TO DO: Every entry that follows should be repeated exactly; drop the images.

## begin DATA RECORDS

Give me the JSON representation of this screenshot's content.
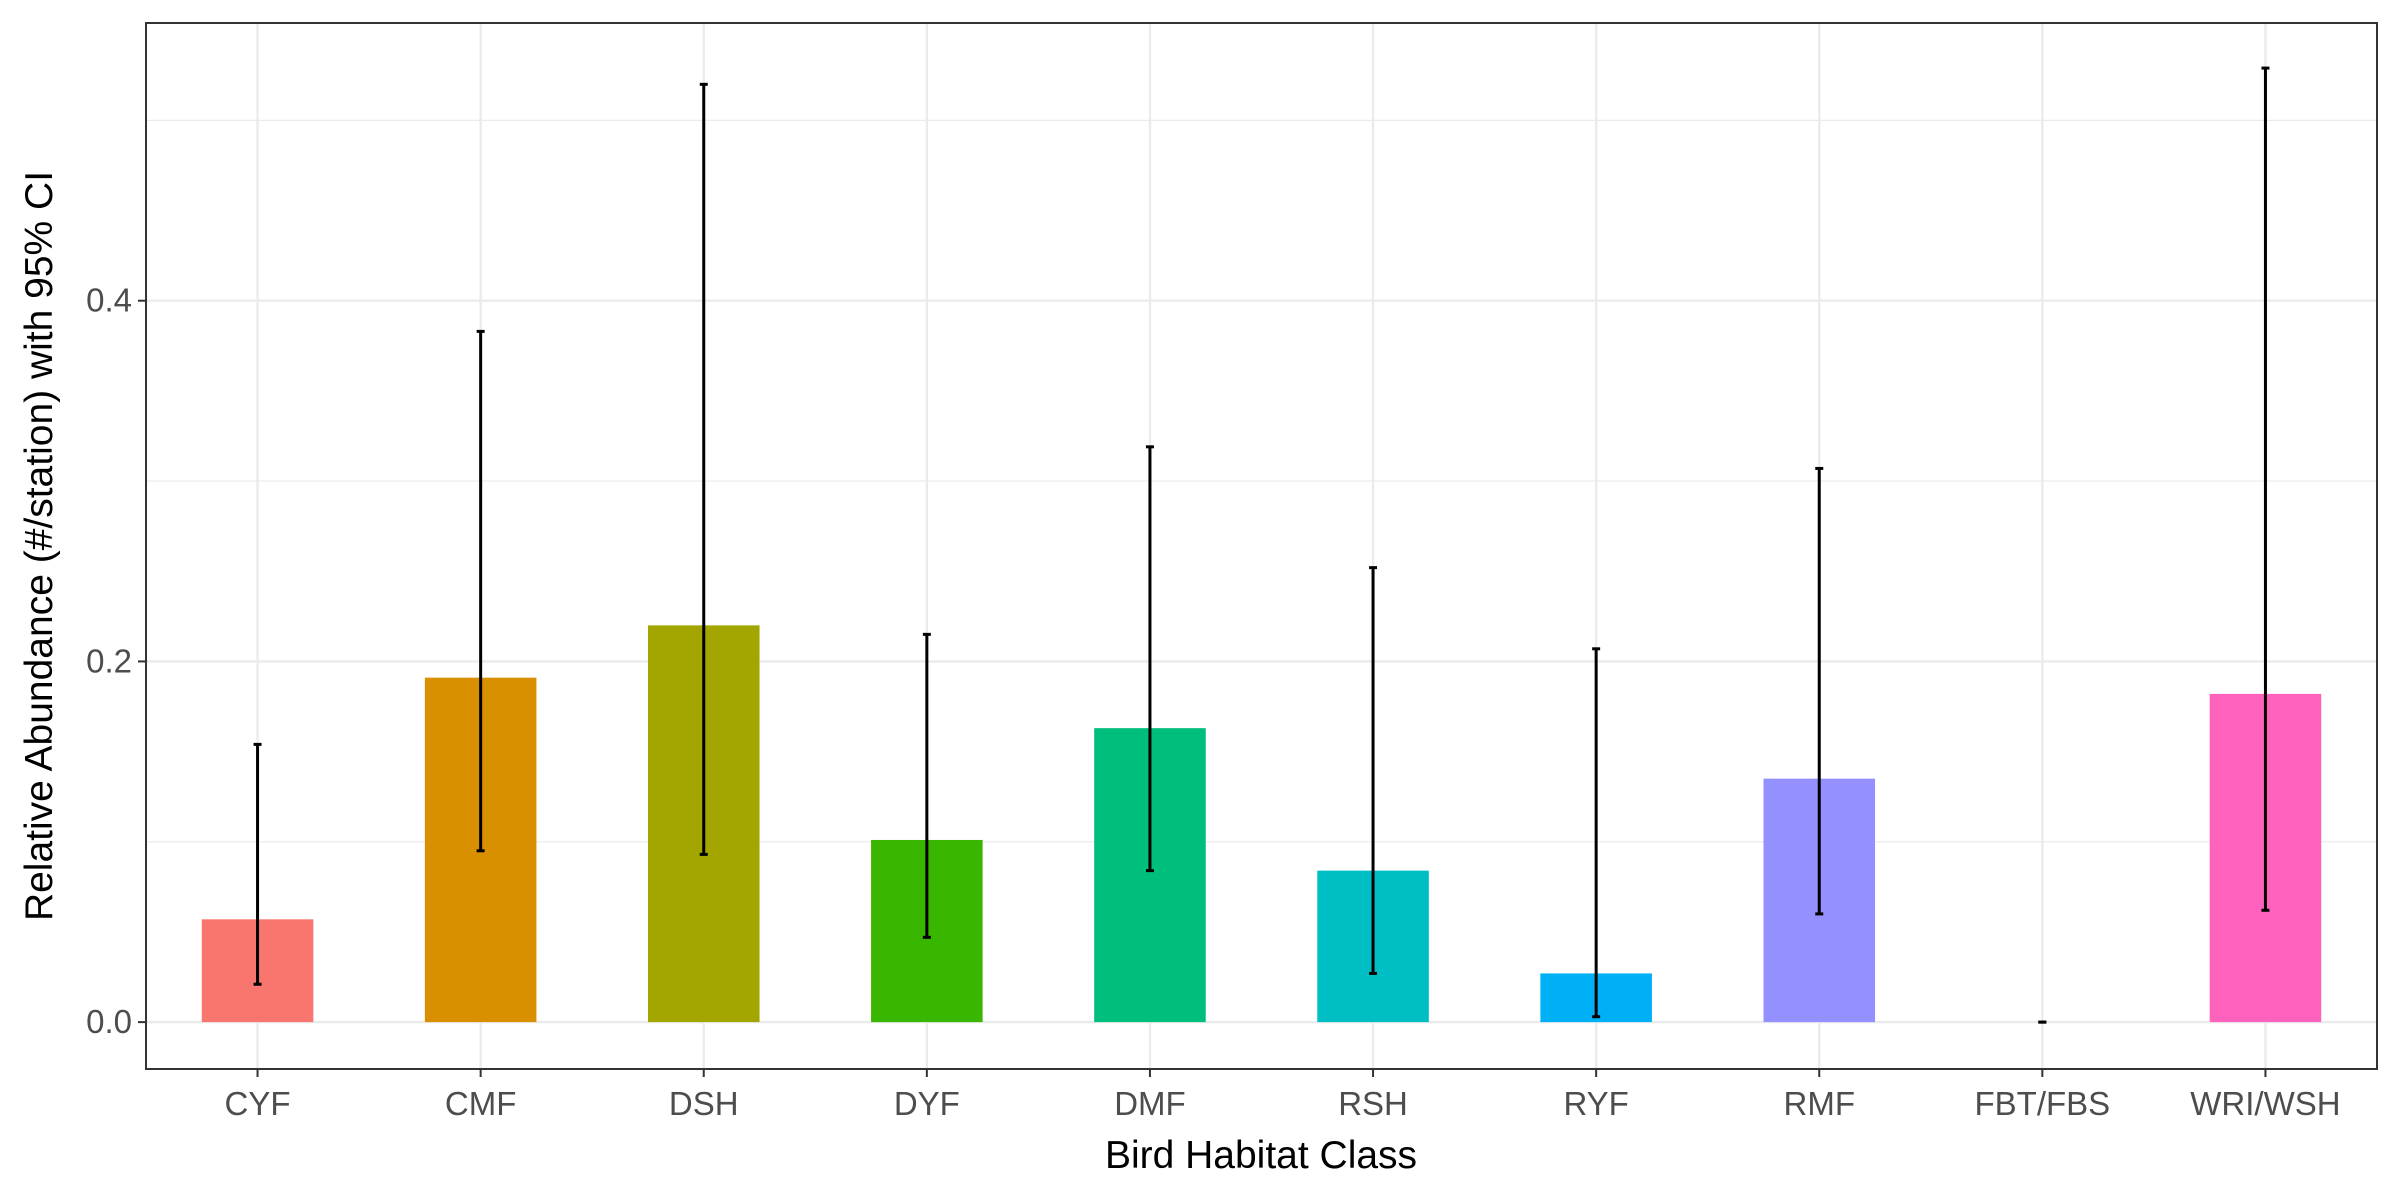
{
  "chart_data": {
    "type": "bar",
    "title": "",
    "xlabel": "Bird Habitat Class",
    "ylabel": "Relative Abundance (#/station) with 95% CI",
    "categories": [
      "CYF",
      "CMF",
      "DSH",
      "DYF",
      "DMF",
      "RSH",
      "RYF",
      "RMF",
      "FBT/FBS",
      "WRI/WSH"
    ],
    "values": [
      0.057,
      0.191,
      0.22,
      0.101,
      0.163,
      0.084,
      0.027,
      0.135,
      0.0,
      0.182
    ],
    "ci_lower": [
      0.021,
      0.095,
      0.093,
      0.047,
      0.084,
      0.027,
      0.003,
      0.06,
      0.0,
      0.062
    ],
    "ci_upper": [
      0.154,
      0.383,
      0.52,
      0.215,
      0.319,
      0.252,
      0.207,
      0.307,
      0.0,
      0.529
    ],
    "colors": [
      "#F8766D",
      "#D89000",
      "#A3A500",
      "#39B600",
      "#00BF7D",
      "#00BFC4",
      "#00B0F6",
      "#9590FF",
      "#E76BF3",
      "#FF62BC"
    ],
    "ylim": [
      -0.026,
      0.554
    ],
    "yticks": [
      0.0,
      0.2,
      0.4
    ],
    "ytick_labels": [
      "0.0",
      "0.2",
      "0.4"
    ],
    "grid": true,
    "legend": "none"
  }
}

## end DATA RECORDS

TASK RESULT:
Give me the JSON representation of this screenshot's content.
{
  "chart_data": {
    "type": "bar",
    "title": "",
    "xlabel": "Bird Habitat Class",
    "ylabel": "Relative Abundance (#/station) with 95% CI",
    "categories": [
      "CYF",
      "CMF",
      "DSH",
      "DYF",
      "DMF",
      "RSH",
      "RYF",
      "RMF",
      "FBT/FBS",
      "WRI/WSH"
    ],
    "values": [
      0.057,
      0.191,
      0.22,
      0.101,
      0.163,
      0.084,
      0.027,
      0.135,
      0.0,
      0.182
    ],
    "ci_lower": [
      0.021,
      0.095,
      0.093,
      0.047,
      0.084,
      0.027,
      0.003,
      0.06,
      0.0,
      0.062
    ],
    "ci_upper": [
      0.154,
      0.383,
      0.52,
      0.215,
      0.319,
      0.252,
      0.207,
      0.307,
      0.0,
      0.529
    ],
    "colors": [
      "#F8766D",
      "#D89000",
      "#A3A500",
      "#39B600",
      "#00BF7D",
      "#00BFC4",
      "#00B0F6",
      "#9590FF",
      "#E76BF3",
      "#FF62BC"
    ],
    "ylim": [
      -0.026,
      0.554
    ],
    "yticks": [
      0.0,
      0.2,
      0.4
    ],
    "ytick_labels": [
      "0.0",
      "0.2",
      "0.4"
    ],
    "grid": true,
    "legend": "none"
  }
}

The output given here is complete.